DATASET ENTRIES >>
— start —

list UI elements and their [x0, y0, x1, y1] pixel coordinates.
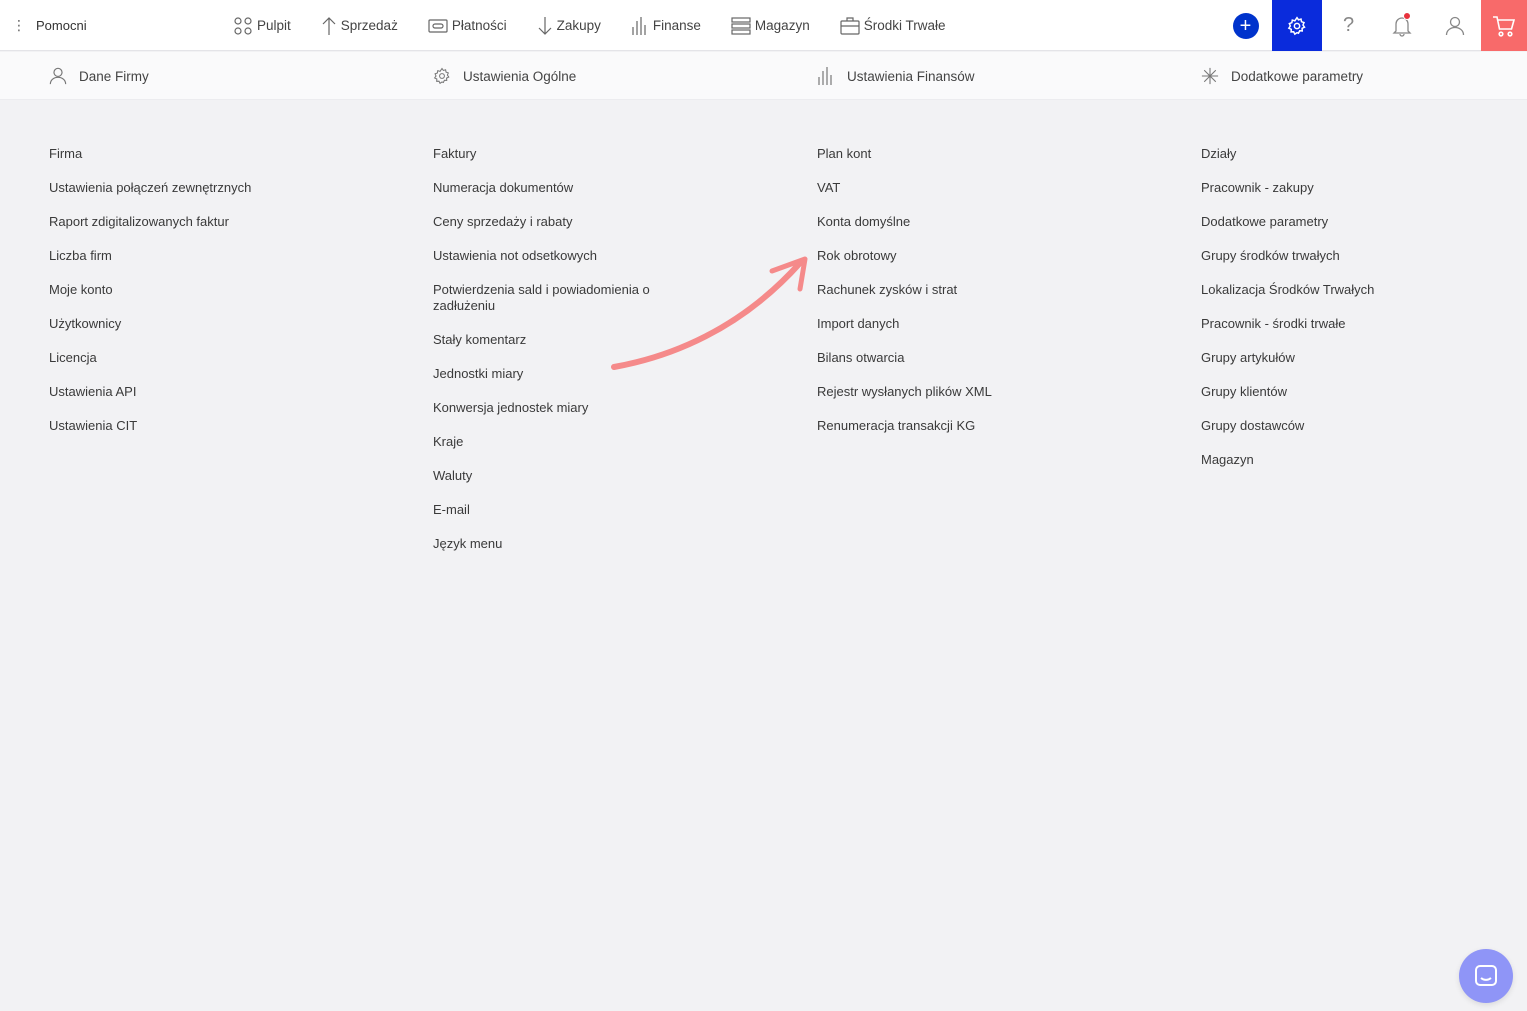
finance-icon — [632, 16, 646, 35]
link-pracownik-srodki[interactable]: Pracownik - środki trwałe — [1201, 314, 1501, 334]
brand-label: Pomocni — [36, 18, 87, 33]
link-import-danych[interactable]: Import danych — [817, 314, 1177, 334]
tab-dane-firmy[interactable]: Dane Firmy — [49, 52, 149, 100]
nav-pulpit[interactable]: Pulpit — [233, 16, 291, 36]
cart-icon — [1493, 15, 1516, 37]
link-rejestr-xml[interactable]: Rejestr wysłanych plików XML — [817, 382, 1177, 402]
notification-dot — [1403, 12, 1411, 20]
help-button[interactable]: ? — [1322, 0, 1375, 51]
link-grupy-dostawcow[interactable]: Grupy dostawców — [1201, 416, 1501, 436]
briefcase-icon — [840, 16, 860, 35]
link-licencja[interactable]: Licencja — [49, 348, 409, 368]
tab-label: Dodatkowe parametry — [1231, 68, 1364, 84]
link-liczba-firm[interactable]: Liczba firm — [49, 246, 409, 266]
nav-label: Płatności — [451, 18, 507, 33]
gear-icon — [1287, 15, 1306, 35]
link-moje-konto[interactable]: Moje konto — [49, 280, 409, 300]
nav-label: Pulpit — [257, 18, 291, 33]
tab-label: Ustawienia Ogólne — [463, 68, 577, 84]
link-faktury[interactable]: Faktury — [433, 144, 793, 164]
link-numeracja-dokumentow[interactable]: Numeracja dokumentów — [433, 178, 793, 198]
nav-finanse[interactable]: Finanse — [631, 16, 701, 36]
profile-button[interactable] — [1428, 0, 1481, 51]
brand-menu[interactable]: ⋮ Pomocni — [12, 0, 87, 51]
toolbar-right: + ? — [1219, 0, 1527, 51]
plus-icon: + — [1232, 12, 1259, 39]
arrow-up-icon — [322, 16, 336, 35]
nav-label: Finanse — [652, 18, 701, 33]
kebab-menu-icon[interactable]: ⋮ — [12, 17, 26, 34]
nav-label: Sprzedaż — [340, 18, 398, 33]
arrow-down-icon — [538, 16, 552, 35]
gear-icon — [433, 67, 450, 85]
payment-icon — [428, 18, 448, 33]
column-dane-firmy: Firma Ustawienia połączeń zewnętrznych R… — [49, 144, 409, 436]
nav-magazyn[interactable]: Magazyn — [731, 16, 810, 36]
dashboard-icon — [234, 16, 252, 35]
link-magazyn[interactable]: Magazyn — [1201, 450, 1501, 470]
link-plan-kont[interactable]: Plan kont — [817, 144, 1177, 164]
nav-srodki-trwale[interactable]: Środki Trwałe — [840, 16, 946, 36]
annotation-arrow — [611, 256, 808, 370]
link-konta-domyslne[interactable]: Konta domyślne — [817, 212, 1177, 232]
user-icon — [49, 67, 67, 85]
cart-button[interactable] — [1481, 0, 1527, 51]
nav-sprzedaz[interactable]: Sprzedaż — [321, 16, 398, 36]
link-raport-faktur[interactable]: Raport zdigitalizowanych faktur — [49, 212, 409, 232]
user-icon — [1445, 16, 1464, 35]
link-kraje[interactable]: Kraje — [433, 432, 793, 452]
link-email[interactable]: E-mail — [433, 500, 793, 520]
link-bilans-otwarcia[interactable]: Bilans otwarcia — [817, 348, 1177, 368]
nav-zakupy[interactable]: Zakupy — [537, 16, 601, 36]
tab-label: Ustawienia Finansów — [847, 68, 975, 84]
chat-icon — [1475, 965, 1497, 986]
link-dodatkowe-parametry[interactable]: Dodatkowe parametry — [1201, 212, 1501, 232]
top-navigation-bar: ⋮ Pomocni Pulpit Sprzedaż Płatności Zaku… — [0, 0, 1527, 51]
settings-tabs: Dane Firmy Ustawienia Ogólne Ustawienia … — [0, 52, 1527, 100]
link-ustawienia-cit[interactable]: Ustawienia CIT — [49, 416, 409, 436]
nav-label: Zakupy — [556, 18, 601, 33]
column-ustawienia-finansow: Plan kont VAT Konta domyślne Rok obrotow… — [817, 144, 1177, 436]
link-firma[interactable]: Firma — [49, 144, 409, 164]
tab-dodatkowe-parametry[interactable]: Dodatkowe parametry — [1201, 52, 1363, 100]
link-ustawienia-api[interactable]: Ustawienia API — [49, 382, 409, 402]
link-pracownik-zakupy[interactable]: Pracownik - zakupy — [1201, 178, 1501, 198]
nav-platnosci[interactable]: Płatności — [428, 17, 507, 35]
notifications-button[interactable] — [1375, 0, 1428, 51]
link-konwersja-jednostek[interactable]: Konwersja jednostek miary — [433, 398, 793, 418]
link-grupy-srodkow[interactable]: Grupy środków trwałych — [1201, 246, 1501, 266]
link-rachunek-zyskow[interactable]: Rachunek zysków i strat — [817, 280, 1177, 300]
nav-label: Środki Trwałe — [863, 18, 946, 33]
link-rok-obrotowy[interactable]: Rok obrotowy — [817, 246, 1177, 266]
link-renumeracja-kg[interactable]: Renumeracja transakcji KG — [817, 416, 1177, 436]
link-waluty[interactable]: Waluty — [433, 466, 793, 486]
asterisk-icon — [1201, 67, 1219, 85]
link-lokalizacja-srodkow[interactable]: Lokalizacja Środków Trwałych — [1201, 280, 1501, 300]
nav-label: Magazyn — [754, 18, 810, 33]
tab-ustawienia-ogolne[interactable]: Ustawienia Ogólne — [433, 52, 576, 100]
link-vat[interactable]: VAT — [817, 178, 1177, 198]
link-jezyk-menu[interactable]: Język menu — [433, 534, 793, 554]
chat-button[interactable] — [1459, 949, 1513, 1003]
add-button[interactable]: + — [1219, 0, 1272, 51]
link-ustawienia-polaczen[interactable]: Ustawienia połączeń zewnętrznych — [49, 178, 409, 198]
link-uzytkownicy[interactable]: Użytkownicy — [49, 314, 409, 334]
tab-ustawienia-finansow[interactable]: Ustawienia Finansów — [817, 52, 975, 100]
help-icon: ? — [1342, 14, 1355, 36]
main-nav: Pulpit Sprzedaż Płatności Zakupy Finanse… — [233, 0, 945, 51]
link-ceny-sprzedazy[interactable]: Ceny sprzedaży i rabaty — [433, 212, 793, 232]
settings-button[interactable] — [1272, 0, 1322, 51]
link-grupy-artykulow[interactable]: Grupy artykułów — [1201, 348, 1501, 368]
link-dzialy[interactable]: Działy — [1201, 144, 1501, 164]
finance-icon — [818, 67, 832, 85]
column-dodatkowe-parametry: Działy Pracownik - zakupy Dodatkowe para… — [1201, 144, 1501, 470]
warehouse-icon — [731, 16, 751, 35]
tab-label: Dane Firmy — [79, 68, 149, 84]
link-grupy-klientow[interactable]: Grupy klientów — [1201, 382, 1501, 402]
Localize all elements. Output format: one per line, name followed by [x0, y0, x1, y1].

— end —
— start —

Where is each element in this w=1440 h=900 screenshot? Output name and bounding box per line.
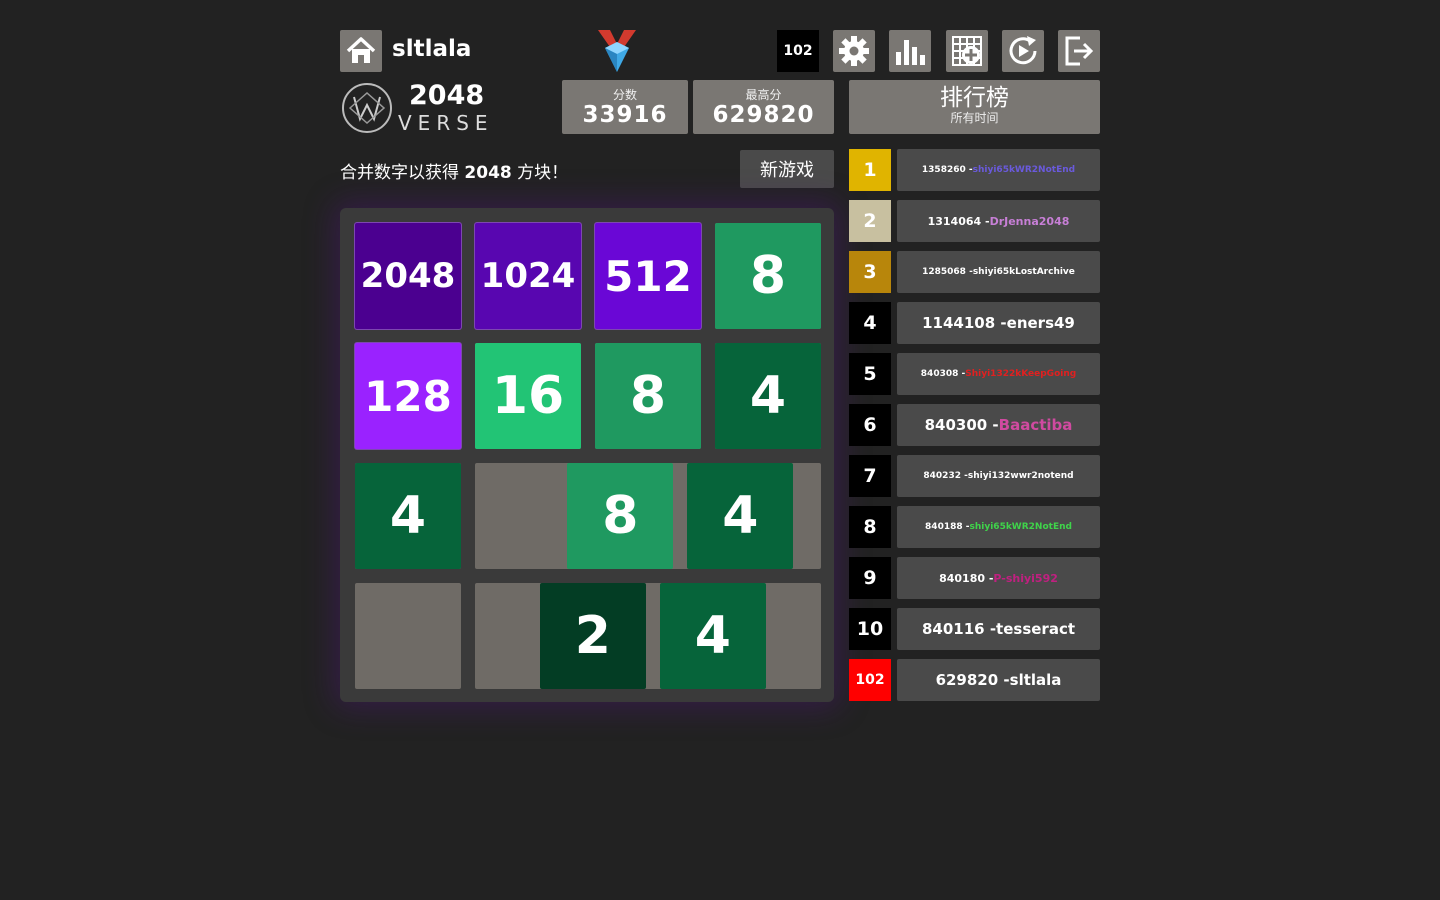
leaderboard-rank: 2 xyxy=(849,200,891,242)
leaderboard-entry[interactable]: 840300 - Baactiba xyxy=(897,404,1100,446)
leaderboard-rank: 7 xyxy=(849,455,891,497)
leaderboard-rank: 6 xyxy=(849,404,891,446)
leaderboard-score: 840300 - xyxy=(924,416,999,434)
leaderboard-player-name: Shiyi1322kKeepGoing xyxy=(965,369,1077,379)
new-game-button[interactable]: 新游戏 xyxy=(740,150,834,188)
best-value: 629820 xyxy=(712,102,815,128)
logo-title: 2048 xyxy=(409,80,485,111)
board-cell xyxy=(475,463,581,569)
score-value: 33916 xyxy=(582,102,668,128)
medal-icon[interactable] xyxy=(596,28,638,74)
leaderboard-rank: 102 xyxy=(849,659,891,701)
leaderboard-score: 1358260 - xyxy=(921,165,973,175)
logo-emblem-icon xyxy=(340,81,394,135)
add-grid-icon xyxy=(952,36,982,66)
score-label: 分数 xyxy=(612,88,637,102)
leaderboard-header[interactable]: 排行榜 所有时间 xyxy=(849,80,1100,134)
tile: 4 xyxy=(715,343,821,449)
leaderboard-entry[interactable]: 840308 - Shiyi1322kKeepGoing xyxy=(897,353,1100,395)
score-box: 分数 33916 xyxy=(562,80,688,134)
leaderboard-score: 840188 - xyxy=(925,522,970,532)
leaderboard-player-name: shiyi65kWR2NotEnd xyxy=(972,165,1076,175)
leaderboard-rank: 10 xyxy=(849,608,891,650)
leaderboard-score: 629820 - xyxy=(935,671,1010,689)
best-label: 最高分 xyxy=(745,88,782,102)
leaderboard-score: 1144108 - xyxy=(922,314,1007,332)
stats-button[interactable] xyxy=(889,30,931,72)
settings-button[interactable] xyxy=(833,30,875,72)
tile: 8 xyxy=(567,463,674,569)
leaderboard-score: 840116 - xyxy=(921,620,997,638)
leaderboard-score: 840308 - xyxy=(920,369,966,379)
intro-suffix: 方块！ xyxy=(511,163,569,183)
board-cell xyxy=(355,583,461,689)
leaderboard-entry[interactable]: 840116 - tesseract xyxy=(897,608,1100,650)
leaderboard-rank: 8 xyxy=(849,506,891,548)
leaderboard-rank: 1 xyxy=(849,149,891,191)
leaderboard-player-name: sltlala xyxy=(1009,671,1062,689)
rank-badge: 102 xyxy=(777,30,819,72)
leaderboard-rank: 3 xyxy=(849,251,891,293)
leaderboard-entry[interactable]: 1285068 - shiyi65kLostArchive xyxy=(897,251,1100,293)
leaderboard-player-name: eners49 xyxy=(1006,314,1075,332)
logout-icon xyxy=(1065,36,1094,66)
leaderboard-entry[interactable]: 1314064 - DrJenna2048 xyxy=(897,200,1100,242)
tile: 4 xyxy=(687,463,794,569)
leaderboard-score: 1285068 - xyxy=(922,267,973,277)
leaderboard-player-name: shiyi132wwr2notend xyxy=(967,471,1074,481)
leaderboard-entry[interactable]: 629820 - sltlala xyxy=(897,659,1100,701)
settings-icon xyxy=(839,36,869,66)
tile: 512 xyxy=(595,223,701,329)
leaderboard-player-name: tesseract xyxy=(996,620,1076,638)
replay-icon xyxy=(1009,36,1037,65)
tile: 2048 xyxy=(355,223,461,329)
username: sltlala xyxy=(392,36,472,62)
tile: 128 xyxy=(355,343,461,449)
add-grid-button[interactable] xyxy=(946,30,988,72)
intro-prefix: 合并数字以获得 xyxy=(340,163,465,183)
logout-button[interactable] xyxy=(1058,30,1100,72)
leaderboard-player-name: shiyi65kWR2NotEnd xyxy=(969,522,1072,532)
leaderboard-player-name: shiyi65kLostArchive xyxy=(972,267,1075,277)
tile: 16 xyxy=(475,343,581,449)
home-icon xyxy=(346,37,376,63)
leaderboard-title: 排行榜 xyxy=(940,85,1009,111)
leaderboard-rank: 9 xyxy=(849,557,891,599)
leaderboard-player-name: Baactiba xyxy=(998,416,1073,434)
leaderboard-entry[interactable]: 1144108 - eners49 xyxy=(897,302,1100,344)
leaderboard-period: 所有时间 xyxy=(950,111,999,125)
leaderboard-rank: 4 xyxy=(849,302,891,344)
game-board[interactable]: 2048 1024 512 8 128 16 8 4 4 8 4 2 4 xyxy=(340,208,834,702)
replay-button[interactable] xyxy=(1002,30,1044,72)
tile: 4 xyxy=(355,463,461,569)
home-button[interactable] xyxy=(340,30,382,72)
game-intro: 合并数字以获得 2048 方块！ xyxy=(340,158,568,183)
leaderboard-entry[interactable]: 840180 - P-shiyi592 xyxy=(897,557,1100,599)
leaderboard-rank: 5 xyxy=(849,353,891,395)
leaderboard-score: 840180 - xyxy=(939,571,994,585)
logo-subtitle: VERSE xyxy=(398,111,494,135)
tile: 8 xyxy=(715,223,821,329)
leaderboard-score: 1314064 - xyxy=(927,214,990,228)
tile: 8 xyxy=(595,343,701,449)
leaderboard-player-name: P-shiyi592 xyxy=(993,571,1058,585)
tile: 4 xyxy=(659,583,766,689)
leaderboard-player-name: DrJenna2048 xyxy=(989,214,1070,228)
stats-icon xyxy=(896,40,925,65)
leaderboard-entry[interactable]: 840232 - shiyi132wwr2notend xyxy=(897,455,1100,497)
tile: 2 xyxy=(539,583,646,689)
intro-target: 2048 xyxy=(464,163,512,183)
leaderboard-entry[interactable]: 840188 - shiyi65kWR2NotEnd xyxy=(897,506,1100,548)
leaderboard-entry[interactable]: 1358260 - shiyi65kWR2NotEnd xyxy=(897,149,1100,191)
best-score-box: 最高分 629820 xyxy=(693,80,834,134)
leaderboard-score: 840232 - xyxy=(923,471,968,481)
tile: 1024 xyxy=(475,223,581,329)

— end —

WORK TO COMPLETE >> Please reproduce the records verbatim, beginning at the line that contains "leaderboard-rank: 2 xyxy=(849,200,891,242)" and stopping after the line that contains "leaderboard-rank: 10 xyxy=(849,608,891,650)".

EXPECTED ANSWER >>
leaderboard-rank: 2 xyxy=(849,200,891,242)
leaderboard-entry[interactable]: 840300 - Baactiba xyxy=(897,404,1100,446)
leaderboard-rank: 7 xyxy=(849,455,891,497)
leaderboard-rank: 6 xyxy=(849,404,891,446)
leaderboard-score: 840300 - xyxy=(924,416,999,434)
leaderboard-player-name: Shiyi1322kKeepGoing xyxy=(965,369,1077,379)
new-game-button[interactable]: 新游戏 xyxy=(740,150,834,188)
best-value: 629820 xyxy=(712,102,815,128)
logo-title: 2048 xyxy=(409,80,485,111)
board-cell xyxy=(475,463,581,569)
score-value: 33916 xyxy=(582,102,668,128)
medal-icon[interactable] xyxy=(596,28,638,74)
leaderboard-rank: 102 xyxy=(849,659,891,701)
leaderboard-score: 1358260 - xyxy=(921,165,973,175)
logo-emblem-icon xyxy=(340,81,394,135)
add-grid-icon xyxy=(952,36,982,66)
score-label: 分数 xyxy=(612,88,637,102)
leaderboard-header[interactable]: 排行榜 所有时间 xyxy=(849,80,1100,134)
tile: 4 xyxy=(715,343,821,449)
leaderboard-entry[interactable]: 840308 - Shiyi1322kKeepGoing xyxy=(897,353,1100,395)
score-box: 分数 33916 xyxy=(562,80,688,134)
leaderboard-score: 840188 - xyxy=(925,522,970,532)
leaderboard-player-name: shiyi65kWR2NotEnd xyxy=(972,165,1076,175)
leaderboard-rank: 10 xyxy=(849,608,891,650)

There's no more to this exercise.